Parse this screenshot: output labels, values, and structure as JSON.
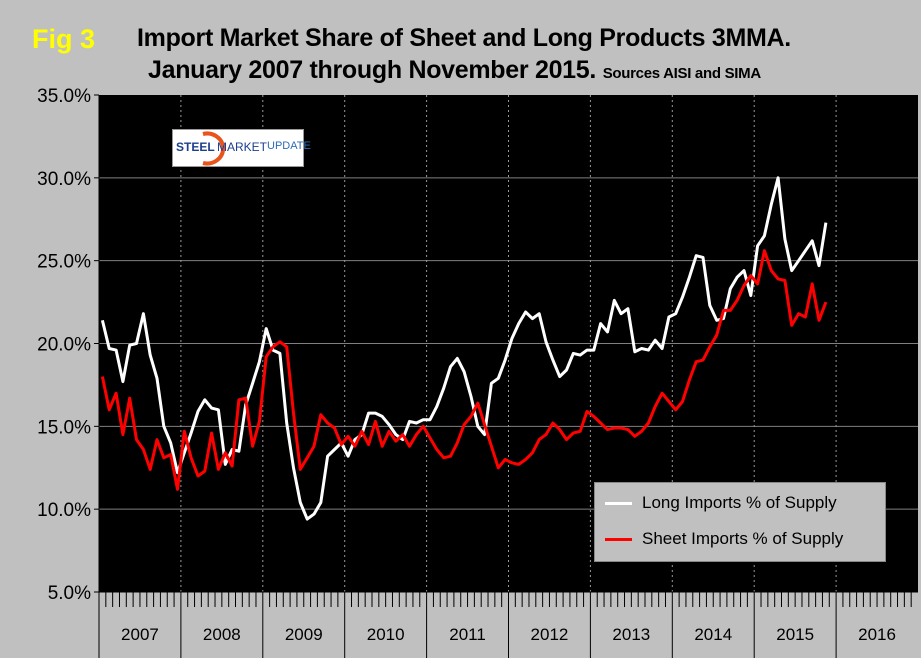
{
  "header": {
    "fig_label": "Fig 3",
    "title_line1": "Import Market Share of Sheet and Long Products 3MMA.",
    "title_line2": "January 2007 through November 2015.",
    "sources": "Sources AISI and SIMA"
  },
  "logo": {
    "text_steel": "STEEL",
    "text_market": "MARKET",
    "text_update": "UPDATE"
  },
  "chart_data": {
    "type": "line",
    "title": "Import Market Share of Sheet and Long Products 3MMA. January 2007 through November 2015.",
    "x_start": "2007-01",
    "x_end": "2015-11",
    "x_frequency": "monthly",
    "x_tick_labels": [
      "2007",
      "2008",
      "2009",
      "2010",
      "2011",
      "2012",
      "2013",
      "2014",
      "2015",
      "2016"
    ],
    "y_tick_labels": [
      "35.0%",
      "30.0%",
      "25.0%",
      "20.0%",
      "15.0%",
      "10.0%",
      "5.0%"
    ],
    "ylim": [
      5,
      35
    ],
    "grid": "horizontal solid, vertical dotted at years",
    "legend_position": "bottom-right",
    "background": "#000000",
    "series": [
      {
        "name": "Long Imports % of Supply",
        "color": "#ffffff",
        "values": [
          21.4,
          19.7,
          19.6,
          17.7,
          19.9,
          20.0,
          21.8,
          19.3,
          17.9,
          15.0,
          14.0,
          12.2,
          13.4,
          14.6,
          15.9,
          16.6,
          16.1,
          16.0,
          12.7,
          13.6,
          13.5,
          16.3,
          17.6,
          18.9,
          20.9,
          19.6,
          19.4,
          15.2,
          12.5,
          10.4,
          9.4,
          9.7,
          10.4,
          13.2,
          13.6,
          14.0,
          13.2,
          14.2,
          14.5,
          15.8,
          15.8,
          15.6,
          15.1,
          14.5,
          14.2,
          15.3,
          15.2,
          15.4,
          15.4,
          16.2,
          17.3,
          18.6,
          19.1,
          18.3,
          16.8,
          15.0,
          14.5,
          17.6,
          17.9,
          19.0,
          20.3,
          21.2,
          21.9,
          21.5,
          21.8,
          20.1,
          19.0,
          18.0,
          18.4,
          19.4,
          19.3,
          19.6,
          19.6,
          21.2,
          20.7,
          22.6,
          21.8,
          22.1,
          19.5,
          19.7,
          19.6,
          20.2,
          19.7,
          21.6,
          21.8,
          22.8,
          24.0,
          25.3,
          25.2,
          22.3,
          21.4,
          21.5,
          23.3,
          24.0,
          24.4,
          22.9,
          25.9,
          26.5,
          28.4,
          30.0,
          26.3,
          24.4,
          25.0,
          25.6,
          26.2,
          24.7,
          27.3
        ]
      },
      {
        "name": "Sheet Imports % of Supply",
        "color": "#ff0000",
        "values": [
          18.0,
          16.0,
          17.0,
          14.5,
          16.7,
          14.2,
          13.6,
          12.4,
          14.2,
          13.1,
          13.3,
          11.2,
          14.7,
          13.1,
          12.0,
          12.3,
          14.6,
          12.4,
          13.4,
          12.6,
          16.6,
          16.7,
          13.8,
          15.3,
          19.2,
          19.8,
          20.1,
          19.8,
          15.8,
          12.4,
          13.1,
          13.8,
          15.7,
          15.2,
          14.9,
          13.9,
          14.4,
          13.8,
          14.7,
          13.9,
          15.3,
          13.8,
          14.7,
          14.1,
          14.5,
          13.8,
          14.5,
          15.0,
          14.3,
          13.6,
          13.1,
          13.2,
          14.0,
          15.1,
          15.6,
          16.4,
          15.1,
          13.8,
          12.5,
          13.0,
          12.8,
          12.7,
          13.0,
          13.4,
          14.2,
          14.5,
          15.2,
          14.8,
          14.2,
          14.6,
          14.7,
          15.9,
          15.6,
          15.2,
          14.8,
          14.9,
          14.9,
          14.8,
          14.4,
          14.7,
          15.2,
          16.2,
          17.0,
          16.5,
          16.0,
          16.5,
          17.8,
          18.9,
          19.0,
          19.8,
          20.5,
          22.0,
          22.0,
          22.6,
          23.5,
          24.1,
          23.6,
          25.6,
          24.4,
          23.9,
          23.8,
          21.1,
          21.8,
          21.6,
          23.6,
          21.4,
          22.5
        ]
      }
    ]
  }
}
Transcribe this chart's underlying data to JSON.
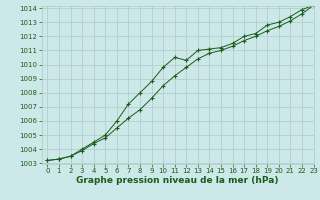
{
  "x": [
    0,
    1,
    2,
    3,
    4,
    5,
    6,
    7,
    8,
    9,
    10,
    11,
    12,
    13,
    14,
    15,
    16,
    17,
    18,
    19,
    20,
    21,
    22,
    23
  ],
  "line1": [
    1003.2,
    1003.3,
    1003.5,
    1004.0,
    1004.5,
    1005.0,
    1006.0,
    1007.2,
    1008.0,
    1008.8,
    1009.8,
    1010.5,
    1010.3,
    1011.0,
    1011.1,
    1011.2,
    1011.5,
    1012.0,
    1012.2,
    1012.8,
    1013.0,
    1013.4,
    1013.9,
    1014.2
  ],
  "line2": [
    1003.2,
    1003.3,
    1003.5,
    1003.9,
    1004.4,
    1004.8,
    1005.5,
    1006.2,
    1006.8,
    1007.6,
    1008.5,
    1009.2,
    1009.8,
    1010.4,
    1010.8,
    1011.0,
    1011.3,
    1011.7,
    1012.0,
    1012.4,
    1012.7,
    1013.1,
    1013.6,
    1014.2
  ],
  "ylim": [
    1003,
    1014
  ],
  "xlim": [
    -0.5,
    23
  ],
  "yticks": [
    1003,
    1004,
    1005,
    1006,
    1007,
    1008,
    1009,
    1010,
    1011,
    1012,
    1013,
    1014
  ],
  "xticks": [
    0,
    1,
    2,
    3,
    4,
    5,
    6,
    7,
    8,
    9,
    10,
    11,
    12,
    13,
    14,
    15,
    16,
    17,
    18,
    19,
    20,
    21,
    22,
    23
  ],
  "line_color": "#1a5c1a",
  "marker_color": "#1a5c1a",
  "bg_color": "#cce8e8",
  "grid_color": "#b0c8c8",
  "xlabel": "Graphe pression niveau de la mer (hPa)",
  "xlabel_color": "#1a5c1a",
  "tick_color": "#1a5c1a",
  "tick_fontsize": 5,
  "xlabel_fontsize": 6.5
}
---+---
- WHAT YOU SHOULD DO
Compute the number of lines above that contain the string "name". Reply with that value only.

- REPLY TO THE EXERCISE
2